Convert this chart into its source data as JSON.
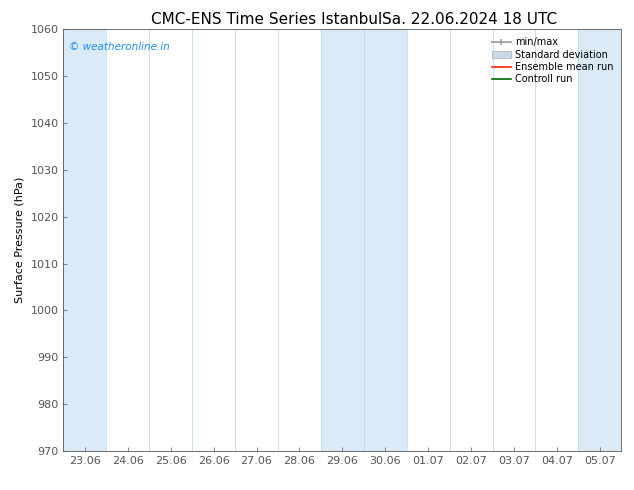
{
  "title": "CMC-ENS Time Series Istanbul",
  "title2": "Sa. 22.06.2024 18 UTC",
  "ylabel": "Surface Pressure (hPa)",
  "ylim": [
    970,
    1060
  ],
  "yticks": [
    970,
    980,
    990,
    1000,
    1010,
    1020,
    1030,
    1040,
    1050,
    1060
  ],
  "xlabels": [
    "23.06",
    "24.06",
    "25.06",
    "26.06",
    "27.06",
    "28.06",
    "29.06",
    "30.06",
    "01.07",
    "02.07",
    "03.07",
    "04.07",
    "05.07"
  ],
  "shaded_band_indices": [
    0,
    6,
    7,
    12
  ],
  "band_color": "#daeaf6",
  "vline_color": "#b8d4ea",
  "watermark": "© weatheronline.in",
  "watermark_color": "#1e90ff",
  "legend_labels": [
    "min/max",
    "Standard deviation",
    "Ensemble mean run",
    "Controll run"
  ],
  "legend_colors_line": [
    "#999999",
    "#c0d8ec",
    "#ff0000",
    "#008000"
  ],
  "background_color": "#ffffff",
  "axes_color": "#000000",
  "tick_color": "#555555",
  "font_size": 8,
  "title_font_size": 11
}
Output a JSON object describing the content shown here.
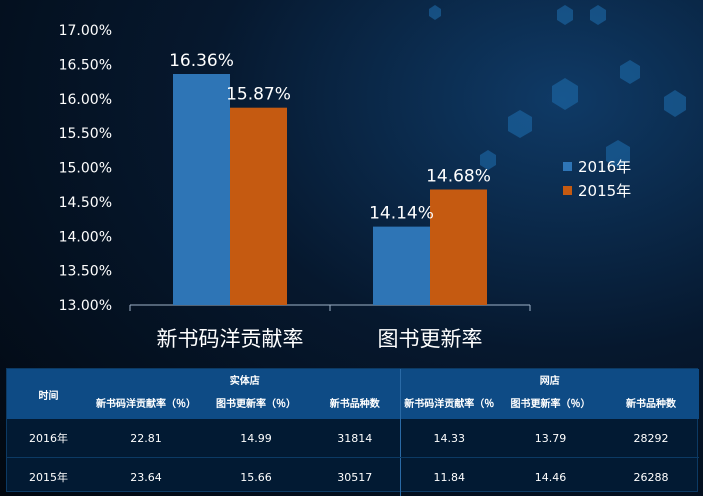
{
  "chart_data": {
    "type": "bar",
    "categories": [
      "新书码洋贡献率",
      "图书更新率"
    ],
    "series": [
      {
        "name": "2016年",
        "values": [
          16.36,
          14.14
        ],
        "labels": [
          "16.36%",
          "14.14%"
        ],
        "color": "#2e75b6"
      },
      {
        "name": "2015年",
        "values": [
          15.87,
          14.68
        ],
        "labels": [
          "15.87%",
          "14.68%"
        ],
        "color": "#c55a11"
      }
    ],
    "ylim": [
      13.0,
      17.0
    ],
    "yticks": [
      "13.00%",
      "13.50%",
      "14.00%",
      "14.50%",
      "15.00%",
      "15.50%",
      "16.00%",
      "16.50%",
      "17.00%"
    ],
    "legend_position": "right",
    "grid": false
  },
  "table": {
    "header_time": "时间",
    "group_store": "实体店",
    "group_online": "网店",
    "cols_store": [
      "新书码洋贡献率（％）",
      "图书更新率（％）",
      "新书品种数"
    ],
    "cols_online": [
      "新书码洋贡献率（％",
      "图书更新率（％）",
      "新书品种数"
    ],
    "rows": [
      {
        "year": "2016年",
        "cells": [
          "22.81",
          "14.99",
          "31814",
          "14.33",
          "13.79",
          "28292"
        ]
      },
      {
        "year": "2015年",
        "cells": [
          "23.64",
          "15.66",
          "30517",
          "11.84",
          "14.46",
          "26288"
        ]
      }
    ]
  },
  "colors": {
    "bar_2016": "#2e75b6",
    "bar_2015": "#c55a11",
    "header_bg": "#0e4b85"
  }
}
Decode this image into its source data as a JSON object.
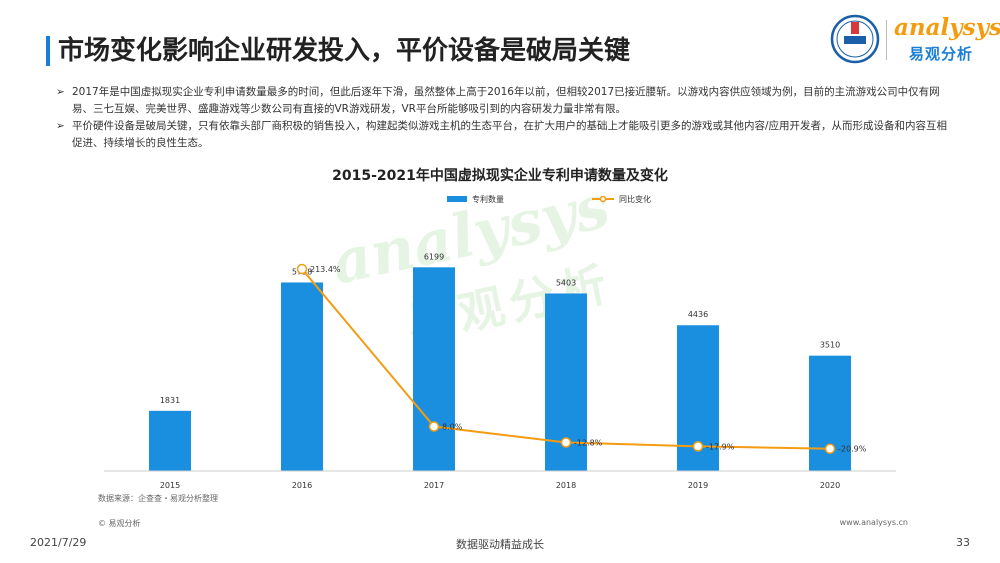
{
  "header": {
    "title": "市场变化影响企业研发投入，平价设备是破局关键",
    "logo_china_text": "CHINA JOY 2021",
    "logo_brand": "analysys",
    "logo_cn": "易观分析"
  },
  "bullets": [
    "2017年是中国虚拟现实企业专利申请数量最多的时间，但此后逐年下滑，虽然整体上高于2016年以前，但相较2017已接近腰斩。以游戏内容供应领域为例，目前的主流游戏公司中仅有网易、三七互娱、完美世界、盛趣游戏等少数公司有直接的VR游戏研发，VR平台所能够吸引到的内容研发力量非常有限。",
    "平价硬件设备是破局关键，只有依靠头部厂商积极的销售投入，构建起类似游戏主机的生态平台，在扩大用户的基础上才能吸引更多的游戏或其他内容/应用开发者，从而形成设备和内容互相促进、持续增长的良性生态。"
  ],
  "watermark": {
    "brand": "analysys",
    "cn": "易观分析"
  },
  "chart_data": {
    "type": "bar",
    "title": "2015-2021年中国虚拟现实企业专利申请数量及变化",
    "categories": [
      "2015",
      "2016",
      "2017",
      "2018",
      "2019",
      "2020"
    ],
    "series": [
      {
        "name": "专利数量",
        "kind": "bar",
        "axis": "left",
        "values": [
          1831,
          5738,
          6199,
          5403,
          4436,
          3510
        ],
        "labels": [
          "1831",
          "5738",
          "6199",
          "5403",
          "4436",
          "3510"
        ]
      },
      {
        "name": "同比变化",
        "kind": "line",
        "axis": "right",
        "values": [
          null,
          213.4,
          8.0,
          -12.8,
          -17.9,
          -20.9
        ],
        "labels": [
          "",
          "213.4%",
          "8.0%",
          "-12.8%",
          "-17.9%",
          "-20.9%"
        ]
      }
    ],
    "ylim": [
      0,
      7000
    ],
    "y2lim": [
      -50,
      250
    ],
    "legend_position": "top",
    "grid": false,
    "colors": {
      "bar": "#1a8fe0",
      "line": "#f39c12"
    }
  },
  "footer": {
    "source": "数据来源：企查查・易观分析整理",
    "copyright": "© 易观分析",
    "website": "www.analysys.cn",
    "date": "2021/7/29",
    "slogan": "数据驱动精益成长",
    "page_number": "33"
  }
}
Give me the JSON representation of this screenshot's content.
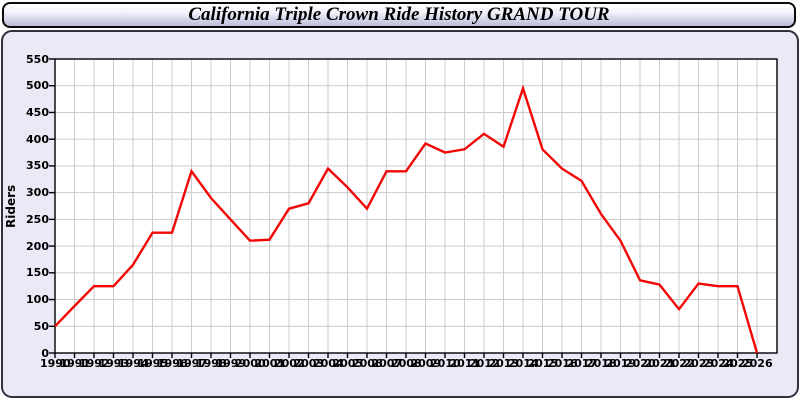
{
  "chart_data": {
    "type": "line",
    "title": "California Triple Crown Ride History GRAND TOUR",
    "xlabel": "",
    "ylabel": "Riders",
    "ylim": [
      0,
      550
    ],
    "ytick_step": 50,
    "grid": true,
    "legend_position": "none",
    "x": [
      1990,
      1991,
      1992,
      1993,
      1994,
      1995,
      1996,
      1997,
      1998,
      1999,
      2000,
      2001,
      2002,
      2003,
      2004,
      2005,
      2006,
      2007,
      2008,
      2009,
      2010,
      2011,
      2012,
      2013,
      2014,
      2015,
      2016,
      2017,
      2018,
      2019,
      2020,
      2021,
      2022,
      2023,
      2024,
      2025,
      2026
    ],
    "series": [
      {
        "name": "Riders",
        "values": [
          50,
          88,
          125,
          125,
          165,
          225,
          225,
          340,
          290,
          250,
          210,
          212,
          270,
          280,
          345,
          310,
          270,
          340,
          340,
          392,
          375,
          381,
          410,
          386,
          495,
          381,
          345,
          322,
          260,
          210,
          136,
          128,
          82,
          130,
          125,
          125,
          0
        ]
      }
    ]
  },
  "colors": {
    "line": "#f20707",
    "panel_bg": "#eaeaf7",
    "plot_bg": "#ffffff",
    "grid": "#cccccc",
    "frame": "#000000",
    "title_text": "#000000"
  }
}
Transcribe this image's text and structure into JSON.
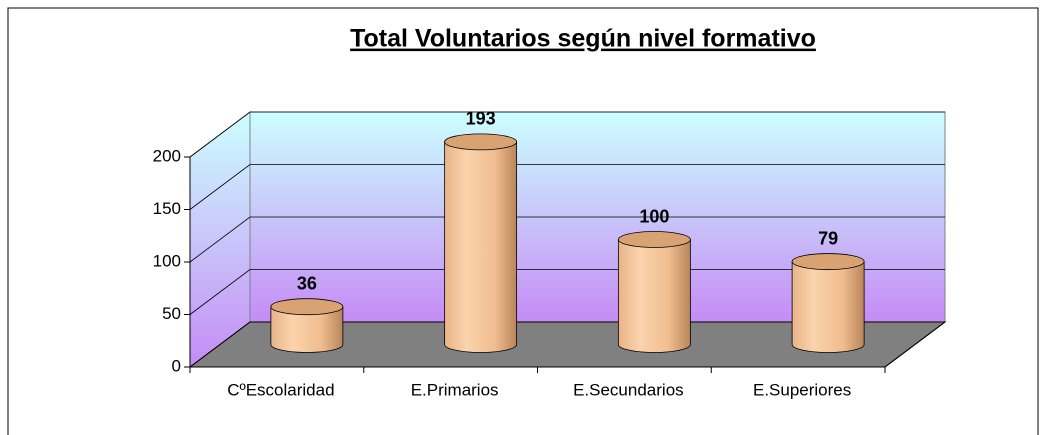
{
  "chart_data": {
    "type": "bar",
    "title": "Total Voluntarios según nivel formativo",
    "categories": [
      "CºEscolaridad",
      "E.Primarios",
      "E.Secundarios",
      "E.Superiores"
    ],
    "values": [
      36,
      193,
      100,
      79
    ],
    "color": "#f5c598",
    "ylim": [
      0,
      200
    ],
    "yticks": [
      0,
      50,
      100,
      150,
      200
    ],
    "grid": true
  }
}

### WORK INSTRUCTIONS
The records above need to be restated word for word, with the pictures left out.

### TASK ANSWER
Convert this chart into its source data as JSON.
{
  "title": "CMC-ENS Time Series Istanbul",
  "title2": "Sa. 22.06.2024 18 UTC",
  "ylabel": "Surface Pressure (hPa)",
  "ylim": [
    970,
    1060
  ],
  "yticks": [
    970,
    980,
    990,
    1000,
    1010,
    1020,
    1030,
    1040,
    1050,
    1060
  ],
  "xlabels": [
    "23.06",
    "24.06",
    "25.06",
    "26.06",
    "27.06",
    "28.06",
    "29.06",
    "30.06",
    "01.07",
    "02.07",
    "03.07",
    "04.07",
    "05.07"
  ],
  "shaded_band_indices": [
    0,
    6,
    7,
    12
  ],
  "band_color": "#daeaf6",
  "vline_color": "#b8d4ea",
  "watermark": "© weatheronline.in",
  "watermark_color": "#1e90ff",
  "legend_labels": [
    "min/max",
    "Standard deviation",
    "Ensemble mean run",
    "Controll run"
  ],
  "legend_colors_line": [
    "#999999",
    "#c0d8ec",
    "#ff0000",
    "#008000"
  ],
  "background_color": "#ffffff",
  "axes_color": "#000000",
  "tick_color": "#555555",
  "font_size": 8,
  "title_font_size": 11
}
Output a JSON object describing the content shown here.
{
  "chart_data": {
    "type": "bar",
    "categories": [
      "新书码洋贡献率",
      "图书更新率"
    ],
    "series": [
      {
        "name": "2016年",
        "values": [
          16.36,
          14.14
        ],
        "labels": [
          "16.36%",
          "14.14%"
        ],
        "color": "#2e75b6"
      },
      {
        "name": "2015年",
        "values": [
          15.87,
          14.68
        ],
        "labels": [
          "15.87%",
          "14.68%"
        ],
        "color": "#c55a11"
      }
    ],
    "ylim": [
      13.0,
      17.0
    ],
    "yticks": [
      "13.00%",
      "13.50%",
      "14.00%",
      "14.50%",
      "15.00%",
      "15.50%",
      "16.00%",
      "16.50%",
      "17.00%"
    ],
    "legend_position": "right",
    "grid": false
  },
  "table": {
    "header_time": "时间",
    "group_store": "实体店",
    "group_online": "网店",
    "cols_store": [
      "新书码洋贡献率（％）",
      "图书更新率（％）",
      "新书品种数"
    ],
    "cols_online": [
      "新书码洋贡献率（％",
      "图书更新率（％）",
      "新书品种数"
    ],
    "rows": [
      {
        "year": "2016年",
        "cells": [
          "22.81",
          "14.99",
          "31814",
          "14.33",
          "13.79",
          "28292"
        ]
      },
      {
        "year": "2015年",
        "cells": [
          "23.64",
          "15.66",
          "30517",
          "11.84",
          "14.46",
          "26288"
        ]
      }
    ]
  },
  "colors": {
    "bar_2016": "#2e75b6",
    "bar_2015": "#c55a11",
    "header_bg": "#0e4b85"
  }
}
Decode this image into its source data as a JSON object.
{
  "header": {
    "title": "市场变化影响企业研发投入，平价设备是破局关键",
    "logo_china_text": "CHINA JOY 2021",
    "logo_brand": "analysys",
    "logo_cn": "易观分析"
  },
  "bullets": [
    "2017年是中国虚拟现实企业专利申请数量最多的时间，但此后逐年下滑，虽然整体上高于2016年以前，但相较2017已接近腰斩。以游戏内容供应领域为例，目前的主流游戏公司中仅有网易、三七互娱、完美世界、盛趣游戏等少数公司有直接的VR游戏研发，VR平台所能够吸引到的内容研发力量非常有限。",
    "平价硬件设备是破局关键，只有依靠头部厂商积极的销售投入，构建起类似游戏主机的生态平台，在扩大用户的基础上才能吸引更多的游戏或其他内容/应用开发者，从而形成设备和内容互相促进、持续增长的良性生态。"
  ],
  "watermark": {
    "brand": "analysys",
    "cn": "易观分析"
  },
  "chart_data": {
    "type": "bar",
    "title": "2015-2021年中国虚拟现实企业专利申请数量及变化",
    "categories": [
      "2015",
      "2016",
      "2017",
      "2018",
      "2019",
      "2020"
    ],
    "series": [
      {
        "name": "专利数量",
        "kind": "bar",
        "axis": "left",
        "values": [
          1831,
          5738,
          6199,
          5403,
          4436,
          3510
        ],
        "labels": [
          "1831",
          "5738",
          "6199",
          "5403",
          "4436",
          "3510"
        ]
      },
      {
        "name": "同比变化",
        "kind": "line",
        "axis": "right",
        "values": [
          null,
          213.4,
          8.0,
          -12.8,
          -17.9,
          -20.9
        ],
        "labels": [
          "",
          "213.4%",
          "8.0%",
          "-12.8%",
          "-17.9%",
          "-20.9%"
        ]
      }
    ],
    "ylim": [
      0,
      7000
    ],
    "y2lim": [
      -50,
      250
    ],
    "legend_position": "top",
    "grid": false,
    "colors": {
      "bar": "#1a8fe0",
      "line": "#f39c12"
    }
  },
  "footer": {
    "source": "数据来源：企查查・易观分析整理",
    "copyright": "© 易观分析",
    "website": "www.analysys.cn",
    "date": "2021/7/29",
    "slogan": "数据驱动精益成长",
    "page_number": "33"
  }
}
Give me the JSON representation of this screenshot's content.
{
  "chart_data": {
    "type": "line",
    "title": "California Triple Crown Ride History GRAND TOUR",
    "xlabel": "",
    "ylabel": "Riders",
    "ylim": [
      0,
      550
    ],
    "ytick_step": 50,
    "grid": true,
    "legend_position": "none",
    "x": [
      1990,
      1991,
      1992,
      1993,
      1994,
      1995,
      1996,
      1997,
      1998,
      1999,
      2000,
      2001,
      2002,
      2003,
      2004,
      2005,
      2006,
      2007,
      2008,
      2009,
      2010,
      2011,
      2012,
      2013,
      2014,
      2015,
      2016,
      2017,
      2018,
      2019,
      2020,
      2021,
      2022,
      2023,
      2024,
      2025,
      2026
    ],
    "series": [
      {
        "name": "Riders",
        "values": [
          50,
          88,
          125,
          125,
          165,
          225,
          225,
          340,
          290,
          250,
          210,
          212,
          270,
          280,
          345,
          310,
          270,
          340,
          340,
          392,
          375,
          381,
          410,
          386,
          495,
          381,
          345,
          322,
          260,
          210,
          136,
          128,
          82,
          130,
          125,
          125,
          0
        ]
      }
    ]
  },
  "colors": {
    "line": "#f20707",
    "panel_bg": "#eaeaf7",
    "plot_bg": "#ffffff",
    "grid": "#cccccc",
    "frame": "#000000",
    "title_text": "#000000"
  }
}
Transcribe this image's text and structure into JSON.
{
  "chart_data": {
    "type": "bar",
    "title": "Total Voluntarios según nivel formativo",
    "categories": [
      "CºEscolaridad",
      "E.Primarios",
      "E.Secundarios",
      "E.Superiores"
    ],
    "values": [
      36,
      193,
      100,
      79
    ],
    "color": "#f5c598",
    "ylim": [
      0,
      200
    ],
    "yticks": [
      0,
      50,
      100,
      150,
      200
    ],
    "grid": true
  }
}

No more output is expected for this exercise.